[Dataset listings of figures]
· · · ·

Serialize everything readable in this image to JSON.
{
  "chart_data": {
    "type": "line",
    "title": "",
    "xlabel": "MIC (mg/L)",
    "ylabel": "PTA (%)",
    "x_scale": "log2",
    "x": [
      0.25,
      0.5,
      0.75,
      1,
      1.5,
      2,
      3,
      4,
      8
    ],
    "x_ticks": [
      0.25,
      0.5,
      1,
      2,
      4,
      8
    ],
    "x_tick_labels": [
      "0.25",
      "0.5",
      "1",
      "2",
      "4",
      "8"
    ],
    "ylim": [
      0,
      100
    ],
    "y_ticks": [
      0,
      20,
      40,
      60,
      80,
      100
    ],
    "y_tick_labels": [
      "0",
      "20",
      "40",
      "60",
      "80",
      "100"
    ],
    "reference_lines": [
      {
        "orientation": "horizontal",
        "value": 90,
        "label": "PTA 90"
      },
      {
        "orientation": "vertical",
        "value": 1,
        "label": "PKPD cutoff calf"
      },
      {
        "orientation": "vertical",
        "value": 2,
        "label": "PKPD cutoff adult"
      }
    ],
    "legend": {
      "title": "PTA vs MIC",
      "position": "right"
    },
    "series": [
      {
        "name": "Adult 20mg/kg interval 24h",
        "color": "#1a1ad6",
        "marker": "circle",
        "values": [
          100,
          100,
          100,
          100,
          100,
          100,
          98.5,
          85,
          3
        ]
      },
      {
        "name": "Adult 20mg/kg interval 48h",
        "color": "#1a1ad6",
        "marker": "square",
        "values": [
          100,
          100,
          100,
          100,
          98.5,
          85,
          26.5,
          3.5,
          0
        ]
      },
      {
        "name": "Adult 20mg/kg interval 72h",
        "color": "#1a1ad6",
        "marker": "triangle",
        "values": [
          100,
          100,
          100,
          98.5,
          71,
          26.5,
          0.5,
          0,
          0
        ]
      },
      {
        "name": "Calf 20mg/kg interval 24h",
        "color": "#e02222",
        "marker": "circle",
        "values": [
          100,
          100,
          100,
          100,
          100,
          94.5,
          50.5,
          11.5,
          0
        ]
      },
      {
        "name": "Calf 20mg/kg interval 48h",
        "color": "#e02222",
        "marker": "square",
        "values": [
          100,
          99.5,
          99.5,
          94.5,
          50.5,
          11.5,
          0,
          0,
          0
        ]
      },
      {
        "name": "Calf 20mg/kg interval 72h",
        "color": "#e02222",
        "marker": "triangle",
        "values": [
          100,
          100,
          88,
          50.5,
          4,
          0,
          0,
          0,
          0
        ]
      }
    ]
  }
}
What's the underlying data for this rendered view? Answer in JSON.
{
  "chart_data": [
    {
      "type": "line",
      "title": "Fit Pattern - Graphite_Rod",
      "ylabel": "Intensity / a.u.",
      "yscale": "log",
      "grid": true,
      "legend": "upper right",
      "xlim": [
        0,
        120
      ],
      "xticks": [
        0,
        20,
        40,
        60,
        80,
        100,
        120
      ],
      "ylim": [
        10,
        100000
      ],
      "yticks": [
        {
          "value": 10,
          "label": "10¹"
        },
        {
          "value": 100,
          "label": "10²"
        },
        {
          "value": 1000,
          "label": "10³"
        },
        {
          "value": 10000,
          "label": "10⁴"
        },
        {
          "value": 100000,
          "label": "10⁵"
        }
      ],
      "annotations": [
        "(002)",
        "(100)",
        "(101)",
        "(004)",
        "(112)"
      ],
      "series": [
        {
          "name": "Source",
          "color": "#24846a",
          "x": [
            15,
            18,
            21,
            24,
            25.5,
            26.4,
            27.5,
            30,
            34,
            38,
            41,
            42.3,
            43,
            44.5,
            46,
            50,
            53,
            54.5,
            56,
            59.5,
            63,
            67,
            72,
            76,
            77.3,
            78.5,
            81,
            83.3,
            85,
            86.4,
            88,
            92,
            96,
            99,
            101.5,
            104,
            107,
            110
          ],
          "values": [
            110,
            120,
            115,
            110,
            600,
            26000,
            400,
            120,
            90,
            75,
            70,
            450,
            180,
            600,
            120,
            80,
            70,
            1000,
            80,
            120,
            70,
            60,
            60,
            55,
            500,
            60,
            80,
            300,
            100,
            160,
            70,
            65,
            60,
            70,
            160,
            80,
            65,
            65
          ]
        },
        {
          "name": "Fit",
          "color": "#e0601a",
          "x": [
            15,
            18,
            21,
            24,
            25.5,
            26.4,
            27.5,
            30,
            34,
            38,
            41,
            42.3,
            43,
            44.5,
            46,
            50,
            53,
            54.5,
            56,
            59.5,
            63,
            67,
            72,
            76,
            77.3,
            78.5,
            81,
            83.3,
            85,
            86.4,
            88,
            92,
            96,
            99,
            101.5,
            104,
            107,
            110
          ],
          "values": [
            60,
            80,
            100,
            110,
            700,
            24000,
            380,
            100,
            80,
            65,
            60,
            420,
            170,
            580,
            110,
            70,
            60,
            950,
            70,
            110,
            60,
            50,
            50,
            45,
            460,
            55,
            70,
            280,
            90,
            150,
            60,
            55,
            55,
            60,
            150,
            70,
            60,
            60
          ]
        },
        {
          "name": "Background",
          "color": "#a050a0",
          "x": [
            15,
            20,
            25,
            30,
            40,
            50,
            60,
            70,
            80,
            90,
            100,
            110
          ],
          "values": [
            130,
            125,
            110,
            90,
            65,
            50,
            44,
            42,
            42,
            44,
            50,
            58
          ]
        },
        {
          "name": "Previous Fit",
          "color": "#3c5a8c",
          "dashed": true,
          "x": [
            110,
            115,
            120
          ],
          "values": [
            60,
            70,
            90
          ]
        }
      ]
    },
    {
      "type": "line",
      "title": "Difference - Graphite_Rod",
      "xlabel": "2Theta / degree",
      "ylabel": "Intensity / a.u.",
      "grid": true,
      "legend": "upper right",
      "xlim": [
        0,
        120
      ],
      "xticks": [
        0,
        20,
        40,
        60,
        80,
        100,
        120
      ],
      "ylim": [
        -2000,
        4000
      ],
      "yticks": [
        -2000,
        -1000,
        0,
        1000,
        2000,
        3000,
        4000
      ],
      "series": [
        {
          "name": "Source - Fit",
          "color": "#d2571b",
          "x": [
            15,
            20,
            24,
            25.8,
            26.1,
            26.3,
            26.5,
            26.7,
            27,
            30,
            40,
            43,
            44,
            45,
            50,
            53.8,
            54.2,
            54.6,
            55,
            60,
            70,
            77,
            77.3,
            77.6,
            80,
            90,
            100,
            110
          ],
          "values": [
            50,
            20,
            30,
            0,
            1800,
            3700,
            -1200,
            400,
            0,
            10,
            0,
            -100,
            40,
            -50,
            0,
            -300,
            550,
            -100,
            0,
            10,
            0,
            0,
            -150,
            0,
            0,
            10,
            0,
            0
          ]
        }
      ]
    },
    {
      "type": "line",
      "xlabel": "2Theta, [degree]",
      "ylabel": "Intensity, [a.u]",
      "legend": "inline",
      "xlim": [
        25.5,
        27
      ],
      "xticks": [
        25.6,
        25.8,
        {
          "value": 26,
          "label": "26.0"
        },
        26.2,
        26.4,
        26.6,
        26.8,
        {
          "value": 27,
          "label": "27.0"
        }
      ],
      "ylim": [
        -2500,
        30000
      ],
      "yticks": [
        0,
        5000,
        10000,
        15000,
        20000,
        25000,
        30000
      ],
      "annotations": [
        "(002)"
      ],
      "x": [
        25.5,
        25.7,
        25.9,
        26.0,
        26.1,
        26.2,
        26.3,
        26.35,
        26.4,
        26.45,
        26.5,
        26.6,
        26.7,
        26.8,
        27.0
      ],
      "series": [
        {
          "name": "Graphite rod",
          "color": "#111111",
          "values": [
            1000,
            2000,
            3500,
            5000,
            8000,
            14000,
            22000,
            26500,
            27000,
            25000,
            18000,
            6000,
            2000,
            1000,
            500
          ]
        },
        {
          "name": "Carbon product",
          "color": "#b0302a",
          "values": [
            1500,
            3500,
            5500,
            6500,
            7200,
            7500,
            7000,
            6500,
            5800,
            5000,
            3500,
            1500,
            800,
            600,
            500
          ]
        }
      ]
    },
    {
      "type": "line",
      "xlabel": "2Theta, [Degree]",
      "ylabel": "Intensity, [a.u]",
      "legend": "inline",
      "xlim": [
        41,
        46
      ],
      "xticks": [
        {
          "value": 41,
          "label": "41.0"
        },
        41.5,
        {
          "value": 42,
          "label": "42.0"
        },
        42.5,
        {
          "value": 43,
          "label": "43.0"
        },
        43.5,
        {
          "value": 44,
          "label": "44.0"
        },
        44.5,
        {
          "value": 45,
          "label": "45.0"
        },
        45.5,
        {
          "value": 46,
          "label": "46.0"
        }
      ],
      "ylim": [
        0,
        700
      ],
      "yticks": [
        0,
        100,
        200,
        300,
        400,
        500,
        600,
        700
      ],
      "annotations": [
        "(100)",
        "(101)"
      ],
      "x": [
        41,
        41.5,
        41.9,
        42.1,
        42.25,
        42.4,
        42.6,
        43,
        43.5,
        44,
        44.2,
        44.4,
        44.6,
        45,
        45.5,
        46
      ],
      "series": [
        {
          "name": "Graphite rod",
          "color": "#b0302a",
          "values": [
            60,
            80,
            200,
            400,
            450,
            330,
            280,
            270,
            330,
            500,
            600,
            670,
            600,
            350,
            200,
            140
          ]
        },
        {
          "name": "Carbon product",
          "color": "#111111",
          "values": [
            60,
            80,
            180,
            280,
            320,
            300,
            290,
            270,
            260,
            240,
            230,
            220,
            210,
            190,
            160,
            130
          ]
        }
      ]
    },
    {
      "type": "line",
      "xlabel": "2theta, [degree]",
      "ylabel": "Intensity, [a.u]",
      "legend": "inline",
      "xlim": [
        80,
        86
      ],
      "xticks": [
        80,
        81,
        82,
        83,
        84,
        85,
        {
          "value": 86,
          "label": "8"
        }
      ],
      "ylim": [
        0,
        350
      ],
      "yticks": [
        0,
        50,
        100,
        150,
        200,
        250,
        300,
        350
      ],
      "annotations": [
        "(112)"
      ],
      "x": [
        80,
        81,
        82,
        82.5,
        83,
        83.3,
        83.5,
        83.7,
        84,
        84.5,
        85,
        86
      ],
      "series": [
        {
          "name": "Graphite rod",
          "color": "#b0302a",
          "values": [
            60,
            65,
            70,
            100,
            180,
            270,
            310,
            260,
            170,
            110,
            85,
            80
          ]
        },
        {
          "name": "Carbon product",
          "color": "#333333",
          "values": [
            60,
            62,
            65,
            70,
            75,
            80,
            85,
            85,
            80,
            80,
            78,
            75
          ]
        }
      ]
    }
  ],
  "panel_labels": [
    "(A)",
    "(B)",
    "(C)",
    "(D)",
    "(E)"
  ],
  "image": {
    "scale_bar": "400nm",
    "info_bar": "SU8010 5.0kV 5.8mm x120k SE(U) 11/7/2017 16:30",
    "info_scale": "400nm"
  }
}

· · · ·

### [TASK DIRECTIONS]
Locate the word "PKPD" in the records and collect each line it appears in.

### [THE REPLY]
        "label": "PKPD cutoff calf"
        "label": "PKPD cutoff adult"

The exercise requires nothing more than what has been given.